# [Challenge]
What is needed here is an exact copy of every entry.

# [Records from a dataset]
========================

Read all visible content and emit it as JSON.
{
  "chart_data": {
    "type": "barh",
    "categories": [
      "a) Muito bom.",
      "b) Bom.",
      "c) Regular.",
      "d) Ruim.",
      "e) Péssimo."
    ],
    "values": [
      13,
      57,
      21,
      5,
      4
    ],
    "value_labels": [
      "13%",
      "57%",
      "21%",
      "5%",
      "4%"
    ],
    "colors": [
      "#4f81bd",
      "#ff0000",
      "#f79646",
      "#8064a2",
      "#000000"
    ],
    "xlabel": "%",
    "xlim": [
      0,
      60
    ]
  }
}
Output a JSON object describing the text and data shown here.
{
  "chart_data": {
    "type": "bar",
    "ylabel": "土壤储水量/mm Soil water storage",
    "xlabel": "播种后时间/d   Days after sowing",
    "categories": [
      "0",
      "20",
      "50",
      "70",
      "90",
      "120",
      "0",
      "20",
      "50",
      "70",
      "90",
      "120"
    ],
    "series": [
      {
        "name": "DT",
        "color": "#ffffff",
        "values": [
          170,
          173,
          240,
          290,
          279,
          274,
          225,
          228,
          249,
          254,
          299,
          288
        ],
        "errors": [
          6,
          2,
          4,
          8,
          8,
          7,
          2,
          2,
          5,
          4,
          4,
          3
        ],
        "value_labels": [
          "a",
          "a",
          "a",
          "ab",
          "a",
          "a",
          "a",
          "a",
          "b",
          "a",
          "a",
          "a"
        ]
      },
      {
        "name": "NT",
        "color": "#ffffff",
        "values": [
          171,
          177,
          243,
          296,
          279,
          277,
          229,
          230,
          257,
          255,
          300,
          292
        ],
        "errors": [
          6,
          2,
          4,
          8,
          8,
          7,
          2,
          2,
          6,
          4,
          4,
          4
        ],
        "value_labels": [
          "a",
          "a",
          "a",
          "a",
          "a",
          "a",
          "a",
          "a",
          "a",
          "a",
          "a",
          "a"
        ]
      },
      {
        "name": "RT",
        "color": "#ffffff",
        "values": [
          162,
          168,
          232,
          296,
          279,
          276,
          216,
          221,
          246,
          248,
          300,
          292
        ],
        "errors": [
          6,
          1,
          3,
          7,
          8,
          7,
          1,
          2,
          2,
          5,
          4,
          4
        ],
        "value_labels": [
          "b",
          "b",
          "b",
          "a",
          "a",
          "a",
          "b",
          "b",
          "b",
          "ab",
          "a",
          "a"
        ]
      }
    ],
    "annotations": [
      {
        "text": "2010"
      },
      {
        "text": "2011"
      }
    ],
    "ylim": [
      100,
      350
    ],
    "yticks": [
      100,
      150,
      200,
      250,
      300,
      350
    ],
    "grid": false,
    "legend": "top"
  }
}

========================

# [Task response]
Read all visible content and emit it as JSON.
{
  "chart_data": {
    "type": "barh",
    "categories": [
      "a) Muito bom.",
      "b) Bom.",
      "c) Regular.",
      "d) Ruim.",
      "e) Péssimo."
    ],
    "values": [
      13,
      57,
      21,
      5,
      4
    ],
    "value_labels": [
      "13%",
      "57%",
      "21%",
      "5%",
      "4%"
    ],
    "colors": [
      "#4f81bd",
      "#ff0000",
      "#f79646",
      "#8064a2",
      "#000000"
    ],
    "xlabel": "%",
    "xlim": [
      0,
      60
    ]
  }
}
Output a JSON object describing the text and data shown here.
{
  "chart_data": {
    "type": "bar",
    "ylabel": "土壤储水量/mm Soil water storage",
    "xlabel": "播种后时间/d   Days after sowing",
    "categories": [
      "0",
      "20",
      "50",
      "70",
      "90",
      "120",
      "0",
      "20",
      "50",
      "70",
      "90",
      "120"
    ],
    "series": [
      {
        "name": "DT",
        "color": "#ffffff",
        "values": [
          170,
          173,
          240,
          290,
          279,
          274,
          225,
          228,
          249,
          254,
          299,
          288
        ],
        "errors": [
          6,
          2,
          4,
          8,
          8,
          7,
          2,
          2,
          5,
          4,
          4,
          3
        ],
        "value_labels": [
          "a",
          "a",
          "a",
          "ab",
          "a",
          "a",
          "a",
          "a",
          "b",
          "a",
          "a",
          "a"
        ]
      },
      {
        "name": "NT",
        "color": "#ffffff",
        "values": [
          171,
          177,
          243,
          296,
          279,
          277,
          229,
          230,
          257,
          255,
          300,
          292
        ],
        "errors": [
          6,
          2,
          4,
          8,
          8,
          7,
          2,
          2,
          6,
          4,
          4,
          4
        ],
        "value_labels": [
          "a",
          "a",
          "a",
          "a",
          "a",
          "a",
          "a",
          "a",
          "a",
          "a",
          "a",
          "a"
        ]
      },
      {
        "name": "RT",
        "color": "#ffffff",
        "values": [
          162,
          168,
          232,
          296,
          279,
          276,
          216,
          221,
          246,
          248,
          300,
          292
        ],
        "errors": [
          6,
          1,
          3,
          7,
          8,
          7,
          1,
          2,
          2,
          5,
          4,
          4
        ],
        "value_labels": [
          "b",
          "b",
          "b",
          "a",
          "a",
          "a",
          "b",
          "b",
          "b",
          "ab",
          "a",
          "a"
        ]
      }
    ],
    "annotations": [
      {
        "text": "2010"
      },
      {
        "text": "2011"
      }
    ],
    "ylim": [
      100,
      350
    ],
    "yticks": [
      100,
      150,
      200,
      250,
      300,
      350
    ],
    "grid": false,
    "legend": "top"
  }
}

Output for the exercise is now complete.